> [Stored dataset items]

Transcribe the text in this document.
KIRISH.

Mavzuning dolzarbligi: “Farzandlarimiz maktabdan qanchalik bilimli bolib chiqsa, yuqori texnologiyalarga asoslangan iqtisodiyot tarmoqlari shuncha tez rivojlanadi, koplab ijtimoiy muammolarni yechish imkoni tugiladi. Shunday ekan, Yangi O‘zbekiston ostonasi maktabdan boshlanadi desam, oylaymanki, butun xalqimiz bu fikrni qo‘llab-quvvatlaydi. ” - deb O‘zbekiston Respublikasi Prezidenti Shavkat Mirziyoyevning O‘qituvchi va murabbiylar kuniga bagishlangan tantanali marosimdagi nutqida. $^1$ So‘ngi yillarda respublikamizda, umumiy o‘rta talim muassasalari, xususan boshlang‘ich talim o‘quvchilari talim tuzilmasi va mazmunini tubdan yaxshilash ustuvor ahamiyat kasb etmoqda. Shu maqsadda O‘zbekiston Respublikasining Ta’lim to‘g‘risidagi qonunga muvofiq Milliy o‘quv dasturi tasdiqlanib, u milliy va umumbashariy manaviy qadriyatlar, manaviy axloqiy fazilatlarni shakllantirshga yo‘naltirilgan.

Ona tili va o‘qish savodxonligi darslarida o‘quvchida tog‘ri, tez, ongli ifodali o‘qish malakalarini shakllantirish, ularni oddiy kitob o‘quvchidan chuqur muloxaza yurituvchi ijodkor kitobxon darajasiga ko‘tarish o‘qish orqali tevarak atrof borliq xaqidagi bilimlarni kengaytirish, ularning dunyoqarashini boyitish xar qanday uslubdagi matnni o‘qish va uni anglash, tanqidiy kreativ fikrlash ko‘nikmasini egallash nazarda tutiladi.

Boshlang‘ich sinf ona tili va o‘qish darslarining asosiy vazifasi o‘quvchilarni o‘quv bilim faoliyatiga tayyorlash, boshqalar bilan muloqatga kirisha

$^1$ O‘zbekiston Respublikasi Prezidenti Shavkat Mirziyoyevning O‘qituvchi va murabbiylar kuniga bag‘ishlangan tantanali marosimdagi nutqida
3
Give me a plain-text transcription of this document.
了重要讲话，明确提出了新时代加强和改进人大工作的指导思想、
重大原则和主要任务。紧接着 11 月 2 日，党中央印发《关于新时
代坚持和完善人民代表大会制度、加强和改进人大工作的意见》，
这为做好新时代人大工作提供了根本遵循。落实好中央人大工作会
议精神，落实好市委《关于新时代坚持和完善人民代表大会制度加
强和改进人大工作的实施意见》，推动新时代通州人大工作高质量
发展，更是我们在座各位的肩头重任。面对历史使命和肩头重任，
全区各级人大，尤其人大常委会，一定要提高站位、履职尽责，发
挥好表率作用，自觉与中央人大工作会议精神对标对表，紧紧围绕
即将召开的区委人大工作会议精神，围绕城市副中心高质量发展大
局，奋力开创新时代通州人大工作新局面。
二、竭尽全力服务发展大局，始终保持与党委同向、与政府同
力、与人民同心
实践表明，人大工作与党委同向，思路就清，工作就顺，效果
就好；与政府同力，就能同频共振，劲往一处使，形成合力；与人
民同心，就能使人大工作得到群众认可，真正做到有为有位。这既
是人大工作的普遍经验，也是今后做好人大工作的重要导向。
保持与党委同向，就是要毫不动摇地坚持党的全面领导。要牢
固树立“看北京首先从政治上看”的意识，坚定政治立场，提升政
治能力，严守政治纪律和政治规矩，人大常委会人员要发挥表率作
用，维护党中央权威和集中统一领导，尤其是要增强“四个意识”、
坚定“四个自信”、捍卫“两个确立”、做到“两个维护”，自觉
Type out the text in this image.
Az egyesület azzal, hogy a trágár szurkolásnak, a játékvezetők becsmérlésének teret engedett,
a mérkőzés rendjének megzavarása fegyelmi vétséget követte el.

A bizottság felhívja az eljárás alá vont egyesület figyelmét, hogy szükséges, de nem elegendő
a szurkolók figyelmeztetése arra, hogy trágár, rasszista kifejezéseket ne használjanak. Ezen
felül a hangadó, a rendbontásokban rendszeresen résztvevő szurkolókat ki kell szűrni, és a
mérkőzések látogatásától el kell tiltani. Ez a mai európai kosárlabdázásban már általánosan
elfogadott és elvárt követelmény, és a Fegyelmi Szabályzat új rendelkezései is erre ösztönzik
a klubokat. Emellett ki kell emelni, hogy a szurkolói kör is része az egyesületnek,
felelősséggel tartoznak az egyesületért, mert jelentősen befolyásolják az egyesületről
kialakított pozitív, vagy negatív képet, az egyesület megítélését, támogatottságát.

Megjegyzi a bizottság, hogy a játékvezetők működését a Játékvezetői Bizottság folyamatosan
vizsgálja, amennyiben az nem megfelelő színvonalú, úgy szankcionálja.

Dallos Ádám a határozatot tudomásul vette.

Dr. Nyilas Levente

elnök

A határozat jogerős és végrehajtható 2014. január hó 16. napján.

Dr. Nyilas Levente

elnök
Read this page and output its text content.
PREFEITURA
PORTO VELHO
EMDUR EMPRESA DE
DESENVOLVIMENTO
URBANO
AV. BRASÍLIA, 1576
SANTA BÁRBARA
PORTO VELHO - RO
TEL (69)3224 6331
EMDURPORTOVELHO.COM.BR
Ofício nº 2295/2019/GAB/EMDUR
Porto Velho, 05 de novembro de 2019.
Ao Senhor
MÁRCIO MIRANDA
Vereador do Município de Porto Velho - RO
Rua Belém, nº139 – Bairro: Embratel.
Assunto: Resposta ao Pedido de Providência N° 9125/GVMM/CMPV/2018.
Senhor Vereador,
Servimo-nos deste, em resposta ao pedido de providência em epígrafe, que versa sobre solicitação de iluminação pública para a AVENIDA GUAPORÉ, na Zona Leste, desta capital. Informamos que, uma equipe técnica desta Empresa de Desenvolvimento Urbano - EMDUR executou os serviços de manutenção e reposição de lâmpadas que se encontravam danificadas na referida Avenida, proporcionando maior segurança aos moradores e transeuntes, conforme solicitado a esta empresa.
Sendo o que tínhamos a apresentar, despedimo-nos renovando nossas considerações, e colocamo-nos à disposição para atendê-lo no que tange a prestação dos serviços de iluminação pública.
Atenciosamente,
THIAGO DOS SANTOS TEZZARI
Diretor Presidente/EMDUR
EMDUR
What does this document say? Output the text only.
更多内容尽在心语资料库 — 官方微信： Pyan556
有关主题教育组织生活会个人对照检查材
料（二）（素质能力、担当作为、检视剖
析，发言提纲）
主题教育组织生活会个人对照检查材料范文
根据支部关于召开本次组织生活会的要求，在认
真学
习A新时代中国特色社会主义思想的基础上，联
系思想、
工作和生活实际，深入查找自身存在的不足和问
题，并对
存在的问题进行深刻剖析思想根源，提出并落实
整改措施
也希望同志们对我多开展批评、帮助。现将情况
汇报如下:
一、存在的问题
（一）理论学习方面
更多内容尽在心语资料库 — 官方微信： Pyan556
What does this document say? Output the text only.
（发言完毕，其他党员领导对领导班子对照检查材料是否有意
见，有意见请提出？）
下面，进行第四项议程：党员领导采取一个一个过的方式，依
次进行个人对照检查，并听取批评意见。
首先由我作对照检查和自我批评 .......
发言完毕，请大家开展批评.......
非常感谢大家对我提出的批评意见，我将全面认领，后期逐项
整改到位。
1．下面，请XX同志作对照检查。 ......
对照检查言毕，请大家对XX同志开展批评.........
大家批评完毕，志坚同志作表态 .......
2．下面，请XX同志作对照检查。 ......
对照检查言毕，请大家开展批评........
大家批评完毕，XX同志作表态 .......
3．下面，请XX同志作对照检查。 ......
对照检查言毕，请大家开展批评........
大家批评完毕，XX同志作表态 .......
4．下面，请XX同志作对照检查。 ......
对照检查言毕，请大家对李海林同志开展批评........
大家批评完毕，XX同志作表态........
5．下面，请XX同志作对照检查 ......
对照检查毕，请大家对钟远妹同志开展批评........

> [Task objective]
Across the data above, how many lines include the word "kell"? Give only the count.

> [The solution]
3